Present each line of the listing below as a numbered list, leaving out any blank lines.

::::

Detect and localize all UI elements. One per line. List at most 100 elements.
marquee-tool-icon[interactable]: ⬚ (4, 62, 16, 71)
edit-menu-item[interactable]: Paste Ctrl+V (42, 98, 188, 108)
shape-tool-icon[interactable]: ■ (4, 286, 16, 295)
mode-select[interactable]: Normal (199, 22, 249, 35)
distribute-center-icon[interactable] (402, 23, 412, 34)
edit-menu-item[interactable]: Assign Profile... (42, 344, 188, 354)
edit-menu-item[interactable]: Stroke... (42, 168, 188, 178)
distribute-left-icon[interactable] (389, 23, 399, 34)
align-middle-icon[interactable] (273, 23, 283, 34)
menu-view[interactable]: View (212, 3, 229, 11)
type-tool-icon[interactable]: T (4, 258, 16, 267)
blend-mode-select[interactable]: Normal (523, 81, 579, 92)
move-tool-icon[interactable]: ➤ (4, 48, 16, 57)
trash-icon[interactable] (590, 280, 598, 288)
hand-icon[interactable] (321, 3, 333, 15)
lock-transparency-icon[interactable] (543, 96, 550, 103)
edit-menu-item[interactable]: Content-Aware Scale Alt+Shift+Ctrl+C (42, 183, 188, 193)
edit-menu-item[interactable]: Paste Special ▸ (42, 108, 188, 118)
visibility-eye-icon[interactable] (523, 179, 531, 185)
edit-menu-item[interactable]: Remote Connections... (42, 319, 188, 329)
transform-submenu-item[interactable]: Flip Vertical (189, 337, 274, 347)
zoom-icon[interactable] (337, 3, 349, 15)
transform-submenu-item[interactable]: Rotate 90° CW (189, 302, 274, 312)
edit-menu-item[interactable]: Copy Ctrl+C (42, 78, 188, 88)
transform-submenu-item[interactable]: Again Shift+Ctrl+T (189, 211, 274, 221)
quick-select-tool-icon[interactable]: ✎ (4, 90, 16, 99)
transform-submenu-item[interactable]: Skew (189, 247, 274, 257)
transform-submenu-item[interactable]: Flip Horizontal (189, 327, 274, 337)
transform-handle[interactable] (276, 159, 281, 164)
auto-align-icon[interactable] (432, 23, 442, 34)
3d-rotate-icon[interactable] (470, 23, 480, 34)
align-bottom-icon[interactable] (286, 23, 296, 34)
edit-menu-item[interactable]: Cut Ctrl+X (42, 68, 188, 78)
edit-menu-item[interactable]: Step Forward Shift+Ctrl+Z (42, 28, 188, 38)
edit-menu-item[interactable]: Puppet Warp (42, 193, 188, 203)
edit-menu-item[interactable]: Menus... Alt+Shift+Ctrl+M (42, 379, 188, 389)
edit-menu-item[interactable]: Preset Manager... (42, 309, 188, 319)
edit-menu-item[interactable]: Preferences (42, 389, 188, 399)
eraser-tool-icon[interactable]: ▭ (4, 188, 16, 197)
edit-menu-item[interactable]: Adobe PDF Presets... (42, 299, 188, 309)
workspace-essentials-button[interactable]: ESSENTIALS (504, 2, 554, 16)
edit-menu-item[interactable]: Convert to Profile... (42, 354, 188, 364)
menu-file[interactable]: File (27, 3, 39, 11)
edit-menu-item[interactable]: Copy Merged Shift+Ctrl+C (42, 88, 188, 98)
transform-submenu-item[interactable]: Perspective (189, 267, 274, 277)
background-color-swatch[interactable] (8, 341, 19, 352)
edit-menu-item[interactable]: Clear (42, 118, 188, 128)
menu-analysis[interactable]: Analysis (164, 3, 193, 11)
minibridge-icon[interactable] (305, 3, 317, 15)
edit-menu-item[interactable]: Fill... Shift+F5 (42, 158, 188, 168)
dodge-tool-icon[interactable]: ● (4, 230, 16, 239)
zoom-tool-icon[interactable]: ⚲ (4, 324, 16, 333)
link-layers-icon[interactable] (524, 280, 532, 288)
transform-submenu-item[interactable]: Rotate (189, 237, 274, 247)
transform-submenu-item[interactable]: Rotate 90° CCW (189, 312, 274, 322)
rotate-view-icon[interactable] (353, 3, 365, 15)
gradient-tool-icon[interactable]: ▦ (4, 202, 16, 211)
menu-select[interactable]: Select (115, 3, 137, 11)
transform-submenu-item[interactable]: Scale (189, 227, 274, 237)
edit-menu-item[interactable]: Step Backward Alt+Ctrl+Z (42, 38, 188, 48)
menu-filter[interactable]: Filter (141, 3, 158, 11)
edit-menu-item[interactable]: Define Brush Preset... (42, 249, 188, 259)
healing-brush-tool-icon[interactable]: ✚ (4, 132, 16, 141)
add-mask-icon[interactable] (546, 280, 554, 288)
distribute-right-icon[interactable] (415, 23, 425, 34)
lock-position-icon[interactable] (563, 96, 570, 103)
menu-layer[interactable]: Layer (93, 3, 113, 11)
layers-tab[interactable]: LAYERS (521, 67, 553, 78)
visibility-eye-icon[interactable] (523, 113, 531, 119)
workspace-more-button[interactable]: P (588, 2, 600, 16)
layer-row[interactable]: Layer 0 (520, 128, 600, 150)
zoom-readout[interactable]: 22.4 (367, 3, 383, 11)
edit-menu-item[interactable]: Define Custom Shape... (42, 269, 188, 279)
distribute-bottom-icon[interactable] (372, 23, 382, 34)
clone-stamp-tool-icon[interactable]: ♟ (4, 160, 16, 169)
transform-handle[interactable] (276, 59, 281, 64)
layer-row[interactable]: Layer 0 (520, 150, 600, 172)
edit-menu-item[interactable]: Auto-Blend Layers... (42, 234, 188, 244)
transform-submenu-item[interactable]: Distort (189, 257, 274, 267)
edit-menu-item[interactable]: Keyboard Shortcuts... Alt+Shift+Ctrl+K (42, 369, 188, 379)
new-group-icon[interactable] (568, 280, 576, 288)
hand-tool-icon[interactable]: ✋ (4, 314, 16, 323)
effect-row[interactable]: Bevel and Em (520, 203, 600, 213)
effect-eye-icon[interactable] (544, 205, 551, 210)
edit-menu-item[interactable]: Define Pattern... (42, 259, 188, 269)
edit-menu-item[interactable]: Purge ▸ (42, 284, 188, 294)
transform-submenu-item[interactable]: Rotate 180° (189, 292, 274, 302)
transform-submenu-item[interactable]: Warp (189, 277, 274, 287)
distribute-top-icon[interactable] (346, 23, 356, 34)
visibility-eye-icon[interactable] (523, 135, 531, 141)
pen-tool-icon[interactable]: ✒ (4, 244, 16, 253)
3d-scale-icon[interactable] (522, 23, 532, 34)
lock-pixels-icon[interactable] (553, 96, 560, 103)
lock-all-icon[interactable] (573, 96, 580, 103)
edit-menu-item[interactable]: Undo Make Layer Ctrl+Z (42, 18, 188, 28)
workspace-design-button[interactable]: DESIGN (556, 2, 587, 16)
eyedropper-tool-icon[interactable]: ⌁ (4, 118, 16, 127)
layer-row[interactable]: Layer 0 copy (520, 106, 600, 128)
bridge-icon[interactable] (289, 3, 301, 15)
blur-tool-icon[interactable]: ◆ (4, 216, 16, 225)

::::

#### RESPONSE FOR THIS EXERCISE
1. Detect and localize all UI elements. One per line. List at most 100 elements.
2. marquee-tool-icon[interactable]: ⬚ (4, 62, 16, 71)
3. edit-menu-item[interactable]: Paste Ctrl+V (42, 98, 188, 108)
4. shape-tool-icon[interactable]: ■ (4, 286, 16, 295)
5. mode-select[interactable]: Normal (199, 22, 249, 35)
6. distribute-center-icon[interactable] (402, 23, 412, 34)
7. edit-menu-item[interactable]: Assign Profile... (42, 344, 188, 354)
8. edit-menu-item[interactable]: Stroke... (42, 168, 188, 178)
9. distribute-left-icon[interactable] (389, 23, 399, 34)
10. align-middle-icon[interactable] (273, 23, 283, 34)
11. menu-view[interactable]: View (212, 3, 229, 11)
12. type-tool-icon[interactable]: T (4, 258, 16, 267)
13. blend-mode-select[interactable]: Normal (523, 81, 579, 92)
14. move-tool-icon[interactable]: ➤ (4, 48, 16, 57)
15. trash-icon[interactable] (590, 280, 598, 288)
16. hand-icon[interactable] (321, 3, 333, 15)
17. lock-transparency-icon[interactable] (543, 96, 550, 103)
18. edit-menu-item[interactable]: Content-Aware Scale Alt+Shift+Ctrl+C (42, 183, 188, 193)
19. edit-menu-item[interactable]: Paste Special ▸ (42, 108, 188, 118)
20. visibility-eye-icon[interactable] (523, 179, 531, 185)
21. edit-menu-item[interactable]: Remote Connections... (42, 319, 188, 329)
22. transform-submenu-item[interactable]: Flip Vertical (189, 337, 274, 347)
23. zoom-icon[interactable] (337, 3, 349, 15)
24. transform-submenu-item[interactable]: Rotate 90° CW (189, 302, 274, 312)
25. edit-menu-item[interactable]: Copy Ctrl+C (42, 78, 188, 88)
26. transform-submenu-item[interactable]: Again Shift+Ctrl+T (189, 211, 274, 221)
27. quick-select-tool-icon[interactable]: ✎ (4, 90, 16, 99)
28. transform-submenu-item[interactable]: Skew (189, 247, 274, 257)
29. transform-submenu-item[interactable]: Flip Horizontal (189, 327, 274, 337)
30. transform-handle[interactable] (276, 159, 281, 164)
31. auto-align-icon[interactable] (432, 23, 442, 34)
32. 3d-rotate-icon[interactable] (470, 23, 480, 34)
33. align-bottom-icon[interactable] (286, 23, 296, 34)
34. edit-menu-item[interactable]: Cut Ctrl+X (42, 68, 188, 78)
35. edit-menu-item[interactable]: Step Forward Shift+Ctrl+Z (42, 28, 188, 38)
36. edit-menu-item[interactable]: Puppet Warp (42, 193, 188, 203)
37. edit-menu-item[interactable]: Menus... Alt+Shift+Ctrl+M (42, 379, 188, 389)
38. edit-menu-item[interactable]: Preset Manager... (42, 309, 188, 319)
39. edit-menu-item[interactable]: Preferences (42, 389, 188, 399)
40. eraser-tool-icon[interactable]: ▭ (4, 188, 16, 197)
41. edit-menu-item[interactable]: Adobe PDF Presets... (42, 299, 188, 309)
42. workspace-essentials-button[interactable]: ESSENTIALS (504, 2, 554, 16)
43. edit-menu-item[interactable]: Convert to Profile... (42, 354, 188, 364)
44. menu-file[interactable]: File (27, 3, 39, 11)
45. edit-menu-item[interactable]: Copy Merged Shift+Ctrl+C (42, 88, 188, 98)
46. transform-submenu-item[interactable]: Perspective (189, 267, 274, 277)
47. background-color-swatch[interactable] (8, 341, 19, 352)
48. edit-menu-item[interactable]: Clear (42, 118, 188, 128)
49. menu-analysis[interactable]: Analysis (164, 3, 193, 11)
50. minibridge-icon[interactable] (305, 3, 317, 15)
51. edit-menu-item[interactable]: Fill... Shift+F5 (42, 158, 188, 168)
52. dodge-tool-icon[interactable]: ● (4, 230, 16, 239)
53. zoom-tool-icon[interactable]: ⚲ (4, 324, 16, 333)
54. link-layers-icon[interactable] (524, 280, 532, 288)
55. transform-submenu-item[interactable]: Rotate (189, 237, 274, 247)
56. transform-submenu-item[interactable]: Rotate 90° CCW (189, 312, 274, 322)
57. rotate-view-icon[interactable] (353, 3, 365, 15)
58. gradient-tool-icon[interactable]: ▦ (4, 202, 16, 211)
59. menu-select[interactable]: Select (115, 3, 137, 11)
60. transform-submenu-item[interactable]: Scale (189, 227, 274, 237)
61. edit-menu-item[interactable]: Step Backward Alt+Ctrl+Z (42, 38, 188, 48)
62. menu-filter[interactable]: Filter (141, 3, 158, 11)
63. edit-menu-item[interactable]: Define Brush Preset... (42, 249, 188, 259)
64. healing-brush-tool-icon[interactable]: ✚ (4, 132, 16, 141)
65. add-mask-icon[interactable] (546, 280, 554, 288)
66. distribute-right-icon[interactable] (415, 23, 425, 34)
67. lock-position-icon[interactable] (563, 96, 570, 103)
68. menu-layer[interactable]: Layer (93, 3, 113, 11)
69. layers-tab[interactable]: LAYERS (521, 67, 553, 78)
70. visibility-eye-icon[interactable] (523, 113, 531, 119)
71. workspace-more-button[interactable]: P (588, 2, 600, 16)
72. layer-row[interactable]: Layer 0 (520, 128, 600, 150)
73. zoom-readout[interactable]: 22.4 (367, 3, 383, 11)
74. edit-menu-item[interactable]: Define Custom Shape... (42, 269, 188, 279)
75. distribute-bottom-icon[interactable] (372, 23, 382, 34)
76. clone-stamp-tool-icon[interactable]: ♟ (4, 160, 16, 169)
77. transform-handle[interactable] (276, 59, 281, 64)
78. layer-row[interactable]: Layer 0 (520, 150, 600, 172)
79. edit-menu-item[interactable]: Auto-Blend Layers... (42, 234, 188, 244)
80. transform-submenu-item[interactable]: Distort (189, 257, 274, 267)
81. edit-menu-item[interactable]: Keyboard Shortcuts... Alt+Shift+Ctrl+K (42, 369, 188, 379)
82. new-group-icon[interactable] (568, 280, 576, 288)
83. hand-tool-icon[interactable]: ✋ (4, 314, 16, 323)
84. effect-row[interactable]: Bevel and Em (520, 203, 600, 213)
85. effect-eye-icon[interactable] (544, 205, 551, 210)
86. edit-menu-item[interactable]: Define Pattern... (42, 259, 188, 269)
87. edit-menu-item[interactable]: Purge ▸ (42, 284, 188, 294)
88. transform-submenu-item[interactable]: Rotate 180° (189, 292, 274, 302)
89. transform-submenu-item[interactable]: Warp (189, 277, 274, 287)
90. distribute-top-icon[interactable] (346, 23, 356, 34)
91. visibility-eye-icon[interactable] (523, 135, 531, 141)
92. pen-tool-icon[interactable]: ✒ (4, 244, 16, 253)
93. 3d-scale-icon[interactable] (522, 23, 532, 34)
94. lock-pixels-icon[interactable] (553, 96, 560, 103)
95. lock-all-icon[interactable] (573, 96, 580, 103)
96. edit-menu-item[interactable]: Undo Make Layer Ctrl+Z (42, 18, 188, 28)
97. workspace-design-button[interactable]: DESIGN (556, 2, 587, 16)
98. eyedropper-tool-icon[interactable]: ⌁ (4, 118, 16, 127)
99. layer-row[interactable]: Layer 0 copy (520, 106, 600, 128)
100. bridge-icon[interactable] (289, 3, 301, 15)
101. blur-tool-icon[interactable]: ◆ (4, 216, 16, 225)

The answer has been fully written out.